Exclude the pictures and return every line exactly as written.

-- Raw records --
########################################
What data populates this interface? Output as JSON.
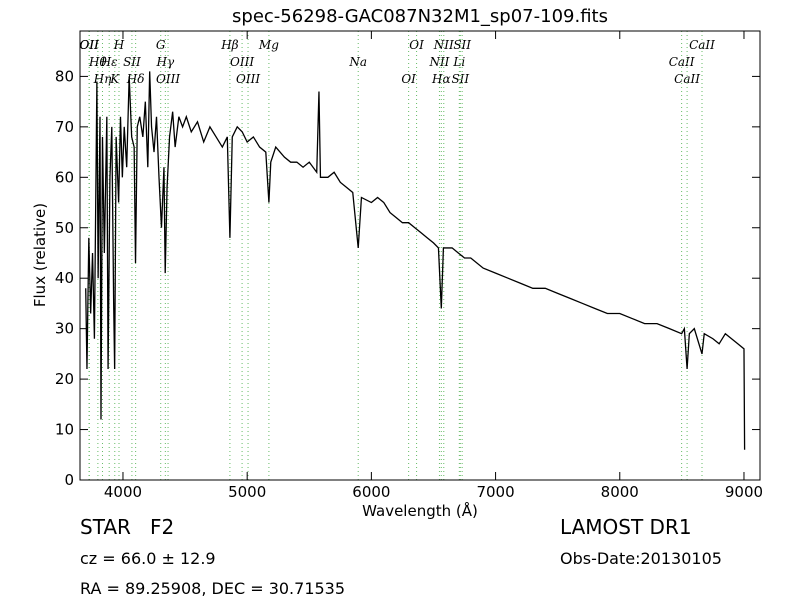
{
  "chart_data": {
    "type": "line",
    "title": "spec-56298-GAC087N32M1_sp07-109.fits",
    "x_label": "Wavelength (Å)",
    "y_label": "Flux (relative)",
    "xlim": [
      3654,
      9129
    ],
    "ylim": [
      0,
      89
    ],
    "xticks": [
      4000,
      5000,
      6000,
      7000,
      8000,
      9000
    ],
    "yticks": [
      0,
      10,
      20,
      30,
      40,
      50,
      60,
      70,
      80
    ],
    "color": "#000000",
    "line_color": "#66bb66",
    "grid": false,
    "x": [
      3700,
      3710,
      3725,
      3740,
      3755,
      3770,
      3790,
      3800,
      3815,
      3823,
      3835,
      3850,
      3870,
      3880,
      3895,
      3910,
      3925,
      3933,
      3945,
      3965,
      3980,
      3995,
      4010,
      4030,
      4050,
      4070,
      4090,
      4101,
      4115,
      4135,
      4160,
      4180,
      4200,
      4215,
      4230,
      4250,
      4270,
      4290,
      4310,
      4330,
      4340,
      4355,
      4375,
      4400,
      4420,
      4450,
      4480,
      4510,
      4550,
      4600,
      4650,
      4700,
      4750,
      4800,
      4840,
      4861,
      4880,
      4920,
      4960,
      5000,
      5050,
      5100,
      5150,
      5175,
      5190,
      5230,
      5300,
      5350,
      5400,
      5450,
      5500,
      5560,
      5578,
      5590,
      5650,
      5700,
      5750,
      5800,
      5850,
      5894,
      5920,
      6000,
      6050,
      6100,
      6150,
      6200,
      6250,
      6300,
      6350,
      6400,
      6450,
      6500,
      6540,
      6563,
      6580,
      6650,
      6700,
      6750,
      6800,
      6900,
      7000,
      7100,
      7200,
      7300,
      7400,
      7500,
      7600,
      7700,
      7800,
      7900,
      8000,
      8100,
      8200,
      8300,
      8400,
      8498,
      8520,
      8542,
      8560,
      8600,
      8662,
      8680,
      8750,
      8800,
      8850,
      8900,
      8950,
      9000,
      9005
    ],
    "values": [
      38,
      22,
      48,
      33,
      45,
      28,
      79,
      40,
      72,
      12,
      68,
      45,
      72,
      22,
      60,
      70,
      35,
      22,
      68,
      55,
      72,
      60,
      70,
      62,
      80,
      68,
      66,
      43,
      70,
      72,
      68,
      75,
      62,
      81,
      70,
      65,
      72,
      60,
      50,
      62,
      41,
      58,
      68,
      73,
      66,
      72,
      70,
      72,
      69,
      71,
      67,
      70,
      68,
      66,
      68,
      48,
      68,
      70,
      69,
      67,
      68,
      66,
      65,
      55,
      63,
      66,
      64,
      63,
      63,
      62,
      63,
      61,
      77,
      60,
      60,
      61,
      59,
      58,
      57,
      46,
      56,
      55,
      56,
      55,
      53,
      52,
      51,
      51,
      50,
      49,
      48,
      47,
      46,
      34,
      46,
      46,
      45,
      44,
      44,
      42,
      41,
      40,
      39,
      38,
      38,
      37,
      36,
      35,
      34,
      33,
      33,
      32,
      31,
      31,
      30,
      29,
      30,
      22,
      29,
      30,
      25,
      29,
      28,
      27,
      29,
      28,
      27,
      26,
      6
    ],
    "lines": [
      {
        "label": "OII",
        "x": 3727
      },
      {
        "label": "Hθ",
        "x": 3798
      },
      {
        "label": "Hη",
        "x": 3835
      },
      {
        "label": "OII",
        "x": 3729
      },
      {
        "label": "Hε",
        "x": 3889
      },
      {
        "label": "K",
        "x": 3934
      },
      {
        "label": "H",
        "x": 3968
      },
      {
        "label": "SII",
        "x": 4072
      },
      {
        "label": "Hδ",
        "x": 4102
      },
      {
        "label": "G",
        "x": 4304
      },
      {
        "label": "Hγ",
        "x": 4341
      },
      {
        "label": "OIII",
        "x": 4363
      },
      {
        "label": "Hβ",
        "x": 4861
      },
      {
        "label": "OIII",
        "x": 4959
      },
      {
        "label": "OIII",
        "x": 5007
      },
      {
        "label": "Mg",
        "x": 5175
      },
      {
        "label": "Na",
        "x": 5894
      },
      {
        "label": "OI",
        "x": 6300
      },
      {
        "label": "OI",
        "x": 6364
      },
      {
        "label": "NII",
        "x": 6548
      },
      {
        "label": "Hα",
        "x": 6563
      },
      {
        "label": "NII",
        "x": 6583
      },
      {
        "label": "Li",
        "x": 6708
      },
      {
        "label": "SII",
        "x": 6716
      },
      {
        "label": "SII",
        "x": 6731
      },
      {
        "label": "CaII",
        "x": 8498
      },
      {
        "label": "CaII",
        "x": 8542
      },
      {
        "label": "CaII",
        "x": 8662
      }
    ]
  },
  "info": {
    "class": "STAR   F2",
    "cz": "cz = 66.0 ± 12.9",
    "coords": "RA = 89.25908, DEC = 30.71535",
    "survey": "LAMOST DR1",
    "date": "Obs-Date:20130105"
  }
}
########################################
-- EXERCISE RESULT --
What data populates this interface? Output as JSON.
{
  "chart_data": {
    "type": "line",
    "title": "spec-56298-GAC087N32M1_sp07-109.fits",
    "x_label": "Wavelength (Å)",
    "y_label": "Flux (relative)",
    "xlim": [
      3654,
      9129
    ],
    "ylim": [
      0,
      89
    ],
    "xticks": [
      4000,
      5000,
      6000,
      7000,
      8000,
      9000
    ],
    "yticks": [
      0,
      10,
      20,
      30,
      40,
      50,
      60,
      70,
      80
    ],
    "color": "#000000",
    "line_color": "#66bb66",
    "grid": false,
    "x": [
      3700,
      3710,
      3725,
      3740,
      3755,
      3770,
      3790,
      3800,
      3815,
      3823,
      3835,
      3850,
      3870,
      3880,
      3895,
      3910,
      3925,
      3933,
      3945,
      3965,
      3980,
      3995,
      4010,
      4030,
      4050,
      4070,
      4090,
      4101,
      4115,
      4135,
      4160,
      4180,
      4200,
      4215,
      4230,
      4250,
      4270,
      4290,
      4310,
      4330,
      4340,
      4355,
      4375,
      4400,
      4420,
      4450,
      4480,
      4510,
      4550,
      4600,
      4650,
      4700,
      4750,
      4800,
      4840,
      4861,
      4880,
      4920,
      4960,
      5000,
      5050,
      5100,
      5150,
      5175,
      5190,
      5230,
      5300,
      5350,
      5400,
      5450,
      5500,
      5560,
      5578,
      5590,
      5650,
      5700,
      5750,
      5800,
      5850,
      5894,
      5920,
      6000,
      6050,
      6100,
      6150,
      6200,
      6250,
      6300,
      6350,
      6400,
      6450,
      6500,
      6540,
      6563,
      6580,
      6650,
      6700,
      6750,
      6800,
      6900,
      7000,
      7100,
      7200,
      7300,
      7400,
      7500,
      7600,
      7700,
      7800,
      7900,
      8000,
      8100,
      8200,
      8300,
      8400,
      8498,
      8520,
      8542,
      8560,
      8600,
      8662,
      8680,
      8750,
      8800,
      8850,
      8900,
      8950,
      9000,
      9005
    ],
    "values": [
      38,
      22,
      48,
      33,
      45,
      28,
      79,
      40,
      72,
      12,
      68,
      45,
      72,
      22,
      60,
      70,
      35,
      22,
      68,
      55,
      72,
      60,
      70,
      62,
      80,
      68,
      66,
      43,
      70,
      72,
      68,
      75,
      62,
      81,
      70,
      65,
      72,
      60,
      50,
      62,
      41,
      58,
      68,
      73,
      66,
      72,
      70,
      72,
      69,
      71,
      67,
      70,
      68,
      66,
      68,
      48,
      68,
      70,
      69,
      67,
      68,
      66,
      65,
      55,
      63,
      66,
      64,
      63,
      63,
      62,
      63,
      61,
      77,
      60,
      60,
      61,
      59,
      58,
      57,
      46,
      56,
      55,
      56,
      55,
      53,
      52,
      51,
      51,
      50,
      49,
      48,
      47,
      46,
      34,
      46,
      46,
      45,
      44,
      44,
      42,
      41,
      40,
      39,
      38,
      38,
      37,
      36,
      35,
      34,
      33,
      33,
      32,
      31,
      31,
      30,
      29,
      30,
      22,
      29,
      30,
      25,
      29,
      28,
      27,
      29,
      28,
      27,
      26,
      6
    ],
    "lines": [
      {
        "label": "OII",
        "x": 3727
      },
      {
        "label": "Hθ",
        "x": 3798
      },
      {
        "label": "Hη",
        "x": 3835
      },
      {
        "label": "OII",
        "x": 3729
      },
      {
        "label": "Hε",
        "x": 3889
      },
      {
        "label": "K",
        "x": 3934
      },
      {
        "label": "H",
        "x": 3968
      },
      {
        "label": "SII",
        "x": 4072
      },
      {
        "label": "Hδ",
        "x": 4102
      },
      {
        "label": "G",
        "x": 4304
      },
      {
        "label": "Hγ",
        "x": 4341
      },
      {
        "label": "OIII",
        "x": 4363
      },
      {
        "label": "Hβ",
        "x": 4861
      },
      {
        "label": "OIII",
        "x": 4959
      },
      {
        "label": "OIII",
        "x": 5007
      },
      {
        "label": "Mg",
        "x": 5175
      },
      {
        "label": "Na",
        "x": 5894
      },
      {
        "label": "OI",
        "x": 6300
      },
      {
        "label": "OI",
        "x": 6364
      },
      {
        "label": "NII",
        "x": 6548
      },
      {
        "label": "Hα",
        "x": 6563
      },
      {
        "label": "NII",
        "x": 6583
      },
      {
        "label": "Li",
        "x": 6708
      },
      {
        "label": "SII",
        "x": 6716
      },
      {
        "label": "SII",
        "x": 6731
      },
      {
        "label": "CaII",
        "x": 8498
      },
      {
        "label": "CaII",
        "x": 8542
      },
      {
        "label": "CaII",
        "x": 8662
      }
    ]
  },
  "info": {
    "class": "STAR   F2",
    "cz": "cz = 66.0 ± 12.9",
    "coords": "RA = 89.25908, DEC = 30.71535",
    "survey": "LAMOST DR1",
    "date": "Obs-Date:20130105"
  }
}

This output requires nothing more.